- [EXERCISE DIRECTIONS] Read the lines below. Copy out any that hold the string "soit".

※ ※ ※

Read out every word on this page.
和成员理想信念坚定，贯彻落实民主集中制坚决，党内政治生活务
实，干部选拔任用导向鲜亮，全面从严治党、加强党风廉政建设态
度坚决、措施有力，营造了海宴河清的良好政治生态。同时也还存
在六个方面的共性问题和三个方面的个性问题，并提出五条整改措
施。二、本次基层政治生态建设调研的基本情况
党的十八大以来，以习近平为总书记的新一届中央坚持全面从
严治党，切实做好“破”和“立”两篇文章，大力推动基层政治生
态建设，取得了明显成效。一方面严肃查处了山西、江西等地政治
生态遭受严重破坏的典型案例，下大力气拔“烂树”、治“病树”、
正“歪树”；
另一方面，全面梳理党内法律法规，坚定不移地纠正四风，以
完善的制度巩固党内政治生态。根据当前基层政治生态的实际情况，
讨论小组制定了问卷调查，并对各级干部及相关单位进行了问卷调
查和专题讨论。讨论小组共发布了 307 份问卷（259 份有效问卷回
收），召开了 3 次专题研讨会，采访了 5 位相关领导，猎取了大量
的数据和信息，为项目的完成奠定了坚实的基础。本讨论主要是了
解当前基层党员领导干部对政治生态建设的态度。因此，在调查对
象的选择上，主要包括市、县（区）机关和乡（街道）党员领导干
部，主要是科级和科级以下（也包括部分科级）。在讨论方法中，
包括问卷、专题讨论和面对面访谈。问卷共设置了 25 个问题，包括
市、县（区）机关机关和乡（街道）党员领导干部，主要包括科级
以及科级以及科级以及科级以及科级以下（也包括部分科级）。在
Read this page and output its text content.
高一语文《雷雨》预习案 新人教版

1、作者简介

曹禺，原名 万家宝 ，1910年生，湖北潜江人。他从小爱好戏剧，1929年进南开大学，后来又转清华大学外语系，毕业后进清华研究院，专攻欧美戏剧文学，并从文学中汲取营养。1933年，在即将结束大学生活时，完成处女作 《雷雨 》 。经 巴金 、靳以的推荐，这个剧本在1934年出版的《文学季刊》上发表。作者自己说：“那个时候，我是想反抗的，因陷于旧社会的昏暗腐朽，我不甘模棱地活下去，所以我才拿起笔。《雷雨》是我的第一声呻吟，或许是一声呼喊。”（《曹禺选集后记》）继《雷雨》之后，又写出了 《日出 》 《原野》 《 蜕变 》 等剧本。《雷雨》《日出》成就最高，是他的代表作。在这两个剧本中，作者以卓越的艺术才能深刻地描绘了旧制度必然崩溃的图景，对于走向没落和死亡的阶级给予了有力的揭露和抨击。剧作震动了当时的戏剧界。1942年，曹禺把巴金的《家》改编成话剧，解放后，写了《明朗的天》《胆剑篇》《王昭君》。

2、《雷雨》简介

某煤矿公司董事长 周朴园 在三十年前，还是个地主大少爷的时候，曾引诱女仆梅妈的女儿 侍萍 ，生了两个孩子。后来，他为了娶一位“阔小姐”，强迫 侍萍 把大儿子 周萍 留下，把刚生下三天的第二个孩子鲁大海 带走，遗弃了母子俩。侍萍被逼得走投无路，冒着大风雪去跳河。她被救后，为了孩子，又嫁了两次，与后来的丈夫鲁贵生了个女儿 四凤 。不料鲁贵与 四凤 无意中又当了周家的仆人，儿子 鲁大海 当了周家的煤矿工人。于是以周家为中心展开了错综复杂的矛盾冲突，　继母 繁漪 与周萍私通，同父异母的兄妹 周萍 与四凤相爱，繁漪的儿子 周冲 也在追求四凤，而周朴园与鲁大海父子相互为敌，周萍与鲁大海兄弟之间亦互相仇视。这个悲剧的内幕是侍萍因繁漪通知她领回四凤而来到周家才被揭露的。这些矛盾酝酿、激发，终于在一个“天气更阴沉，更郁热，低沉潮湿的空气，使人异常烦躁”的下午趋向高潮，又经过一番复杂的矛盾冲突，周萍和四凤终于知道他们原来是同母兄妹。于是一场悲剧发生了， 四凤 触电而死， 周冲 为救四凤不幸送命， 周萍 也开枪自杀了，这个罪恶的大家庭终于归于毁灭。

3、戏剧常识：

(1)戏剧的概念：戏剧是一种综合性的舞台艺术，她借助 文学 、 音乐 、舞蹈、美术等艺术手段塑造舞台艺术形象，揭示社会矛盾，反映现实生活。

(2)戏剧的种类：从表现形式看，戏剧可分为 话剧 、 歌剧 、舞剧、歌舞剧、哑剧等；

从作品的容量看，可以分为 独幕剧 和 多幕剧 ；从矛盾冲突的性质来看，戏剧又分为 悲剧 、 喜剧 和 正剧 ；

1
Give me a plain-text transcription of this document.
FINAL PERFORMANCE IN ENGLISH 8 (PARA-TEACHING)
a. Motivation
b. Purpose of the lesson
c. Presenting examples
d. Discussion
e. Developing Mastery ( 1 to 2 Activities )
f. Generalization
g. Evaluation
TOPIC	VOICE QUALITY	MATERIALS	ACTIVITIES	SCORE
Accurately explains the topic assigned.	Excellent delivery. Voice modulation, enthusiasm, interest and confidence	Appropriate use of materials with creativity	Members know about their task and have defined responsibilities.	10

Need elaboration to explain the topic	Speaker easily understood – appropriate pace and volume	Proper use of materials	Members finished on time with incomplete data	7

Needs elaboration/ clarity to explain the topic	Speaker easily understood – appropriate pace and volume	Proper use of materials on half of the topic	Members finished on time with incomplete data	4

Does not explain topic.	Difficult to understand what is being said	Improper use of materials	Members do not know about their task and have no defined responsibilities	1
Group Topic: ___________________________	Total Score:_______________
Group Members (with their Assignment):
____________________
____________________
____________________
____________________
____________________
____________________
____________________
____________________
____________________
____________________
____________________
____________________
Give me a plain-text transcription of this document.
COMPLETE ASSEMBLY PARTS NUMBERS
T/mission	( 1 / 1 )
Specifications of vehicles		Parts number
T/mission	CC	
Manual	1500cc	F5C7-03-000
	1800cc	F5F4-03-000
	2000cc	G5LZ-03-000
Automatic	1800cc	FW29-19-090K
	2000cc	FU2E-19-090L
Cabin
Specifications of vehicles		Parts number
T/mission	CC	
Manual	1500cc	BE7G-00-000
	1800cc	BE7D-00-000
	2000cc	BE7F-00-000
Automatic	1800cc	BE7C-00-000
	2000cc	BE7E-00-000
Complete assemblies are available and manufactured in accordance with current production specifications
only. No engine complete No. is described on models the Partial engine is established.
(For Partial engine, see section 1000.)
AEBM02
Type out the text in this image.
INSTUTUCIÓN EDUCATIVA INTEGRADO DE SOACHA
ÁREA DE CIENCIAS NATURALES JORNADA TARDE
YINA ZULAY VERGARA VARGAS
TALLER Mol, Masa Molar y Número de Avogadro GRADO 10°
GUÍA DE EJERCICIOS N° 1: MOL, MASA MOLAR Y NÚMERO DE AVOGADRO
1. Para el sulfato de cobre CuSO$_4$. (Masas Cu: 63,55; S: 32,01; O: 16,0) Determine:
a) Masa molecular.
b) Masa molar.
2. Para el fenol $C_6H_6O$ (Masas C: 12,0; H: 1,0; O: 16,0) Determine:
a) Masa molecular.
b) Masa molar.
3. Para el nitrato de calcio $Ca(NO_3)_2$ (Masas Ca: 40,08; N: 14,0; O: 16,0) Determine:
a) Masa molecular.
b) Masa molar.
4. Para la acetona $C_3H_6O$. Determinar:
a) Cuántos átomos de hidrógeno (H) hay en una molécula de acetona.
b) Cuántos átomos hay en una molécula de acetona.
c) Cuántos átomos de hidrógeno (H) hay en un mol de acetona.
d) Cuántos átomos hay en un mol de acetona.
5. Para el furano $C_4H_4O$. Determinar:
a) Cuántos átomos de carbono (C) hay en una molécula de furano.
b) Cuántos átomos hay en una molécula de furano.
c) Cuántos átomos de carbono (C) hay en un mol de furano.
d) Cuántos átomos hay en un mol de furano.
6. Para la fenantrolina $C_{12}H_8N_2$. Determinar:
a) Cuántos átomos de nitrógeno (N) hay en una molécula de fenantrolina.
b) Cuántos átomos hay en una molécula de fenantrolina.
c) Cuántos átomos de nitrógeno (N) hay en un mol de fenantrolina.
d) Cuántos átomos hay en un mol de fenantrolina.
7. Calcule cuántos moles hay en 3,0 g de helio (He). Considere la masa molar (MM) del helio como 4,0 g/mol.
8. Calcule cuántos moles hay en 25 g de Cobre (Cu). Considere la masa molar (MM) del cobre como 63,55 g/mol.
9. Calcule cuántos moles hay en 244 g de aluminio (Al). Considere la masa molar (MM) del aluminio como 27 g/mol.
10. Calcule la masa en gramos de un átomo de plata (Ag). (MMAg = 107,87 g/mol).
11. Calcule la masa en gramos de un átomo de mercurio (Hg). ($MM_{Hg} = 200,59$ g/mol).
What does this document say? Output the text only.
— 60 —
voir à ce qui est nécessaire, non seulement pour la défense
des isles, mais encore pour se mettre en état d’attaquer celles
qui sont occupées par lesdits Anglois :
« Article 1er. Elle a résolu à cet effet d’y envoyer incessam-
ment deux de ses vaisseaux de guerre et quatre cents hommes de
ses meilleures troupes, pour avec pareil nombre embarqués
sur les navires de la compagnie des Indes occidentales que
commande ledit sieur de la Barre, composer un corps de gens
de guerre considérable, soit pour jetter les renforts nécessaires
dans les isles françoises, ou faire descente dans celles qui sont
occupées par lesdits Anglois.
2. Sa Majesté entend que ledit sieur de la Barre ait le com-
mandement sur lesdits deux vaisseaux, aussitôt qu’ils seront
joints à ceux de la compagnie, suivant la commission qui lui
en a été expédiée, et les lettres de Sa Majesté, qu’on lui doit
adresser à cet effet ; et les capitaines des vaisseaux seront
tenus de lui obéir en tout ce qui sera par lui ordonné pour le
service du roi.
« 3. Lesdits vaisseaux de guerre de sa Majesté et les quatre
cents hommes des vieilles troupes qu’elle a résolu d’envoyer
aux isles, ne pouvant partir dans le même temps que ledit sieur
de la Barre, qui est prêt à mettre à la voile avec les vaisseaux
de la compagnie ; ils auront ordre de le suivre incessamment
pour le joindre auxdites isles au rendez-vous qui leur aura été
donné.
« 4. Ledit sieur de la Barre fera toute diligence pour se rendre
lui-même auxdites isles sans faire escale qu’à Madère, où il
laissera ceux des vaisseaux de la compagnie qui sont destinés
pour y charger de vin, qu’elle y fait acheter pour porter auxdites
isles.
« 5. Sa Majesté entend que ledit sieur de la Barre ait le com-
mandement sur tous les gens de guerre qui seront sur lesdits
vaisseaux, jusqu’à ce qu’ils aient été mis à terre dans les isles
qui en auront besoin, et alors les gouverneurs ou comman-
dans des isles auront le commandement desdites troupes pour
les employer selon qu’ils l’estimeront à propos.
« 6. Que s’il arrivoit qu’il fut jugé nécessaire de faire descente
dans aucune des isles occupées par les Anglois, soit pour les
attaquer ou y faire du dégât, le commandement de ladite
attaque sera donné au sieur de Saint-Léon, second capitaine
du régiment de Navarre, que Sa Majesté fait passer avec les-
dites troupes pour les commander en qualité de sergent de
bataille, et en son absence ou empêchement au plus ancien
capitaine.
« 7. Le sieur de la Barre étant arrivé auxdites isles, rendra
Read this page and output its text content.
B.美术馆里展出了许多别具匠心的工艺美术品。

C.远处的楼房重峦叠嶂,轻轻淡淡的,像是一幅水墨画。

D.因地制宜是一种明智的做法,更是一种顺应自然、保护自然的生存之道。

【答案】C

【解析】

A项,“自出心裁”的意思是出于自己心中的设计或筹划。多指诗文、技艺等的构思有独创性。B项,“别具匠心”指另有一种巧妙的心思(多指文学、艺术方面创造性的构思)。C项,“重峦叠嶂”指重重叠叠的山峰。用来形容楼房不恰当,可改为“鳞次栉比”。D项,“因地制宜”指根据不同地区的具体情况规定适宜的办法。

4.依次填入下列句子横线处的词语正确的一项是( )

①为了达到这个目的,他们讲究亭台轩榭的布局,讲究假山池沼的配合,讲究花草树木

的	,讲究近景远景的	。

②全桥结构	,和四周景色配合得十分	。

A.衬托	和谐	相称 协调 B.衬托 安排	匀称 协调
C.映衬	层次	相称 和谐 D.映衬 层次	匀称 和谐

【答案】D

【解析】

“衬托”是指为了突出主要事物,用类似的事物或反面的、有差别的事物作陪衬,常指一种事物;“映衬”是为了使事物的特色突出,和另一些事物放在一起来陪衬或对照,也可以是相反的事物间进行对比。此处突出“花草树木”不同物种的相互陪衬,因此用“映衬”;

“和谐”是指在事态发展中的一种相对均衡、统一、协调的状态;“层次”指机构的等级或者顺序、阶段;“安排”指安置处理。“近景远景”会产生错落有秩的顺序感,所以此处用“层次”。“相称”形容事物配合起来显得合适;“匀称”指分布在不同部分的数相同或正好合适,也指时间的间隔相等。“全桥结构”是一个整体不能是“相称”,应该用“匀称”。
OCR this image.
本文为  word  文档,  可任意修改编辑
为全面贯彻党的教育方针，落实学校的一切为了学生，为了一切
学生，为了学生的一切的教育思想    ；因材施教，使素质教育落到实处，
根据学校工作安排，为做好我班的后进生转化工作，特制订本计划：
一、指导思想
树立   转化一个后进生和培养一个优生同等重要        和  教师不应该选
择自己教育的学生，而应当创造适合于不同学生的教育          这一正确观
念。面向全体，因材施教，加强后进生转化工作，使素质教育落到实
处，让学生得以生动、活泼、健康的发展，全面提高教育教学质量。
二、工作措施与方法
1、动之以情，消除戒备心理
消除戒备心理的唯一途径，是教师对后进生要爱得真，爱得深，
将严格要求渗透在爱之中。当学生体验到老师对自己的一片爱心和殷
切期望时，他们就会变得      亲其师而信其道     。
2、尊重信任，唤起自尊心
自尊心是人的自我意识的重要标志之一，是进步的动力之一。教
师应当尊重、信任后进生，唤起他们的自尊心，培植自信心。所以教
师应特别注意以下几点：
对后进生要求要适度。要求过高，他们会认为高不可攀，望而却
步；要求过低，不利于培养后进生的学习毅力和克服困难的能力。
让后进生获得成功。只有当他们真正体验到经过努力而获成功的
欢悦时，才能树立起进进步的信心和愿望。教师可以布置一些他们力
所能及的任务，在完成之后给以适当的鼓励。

※ ※ ※

- [EXERCISE OUTPUT]
de guerre considérable, soit pour jetter les renforts nécessaires
dans aucune des isles occupées par les Anglois, soit pour les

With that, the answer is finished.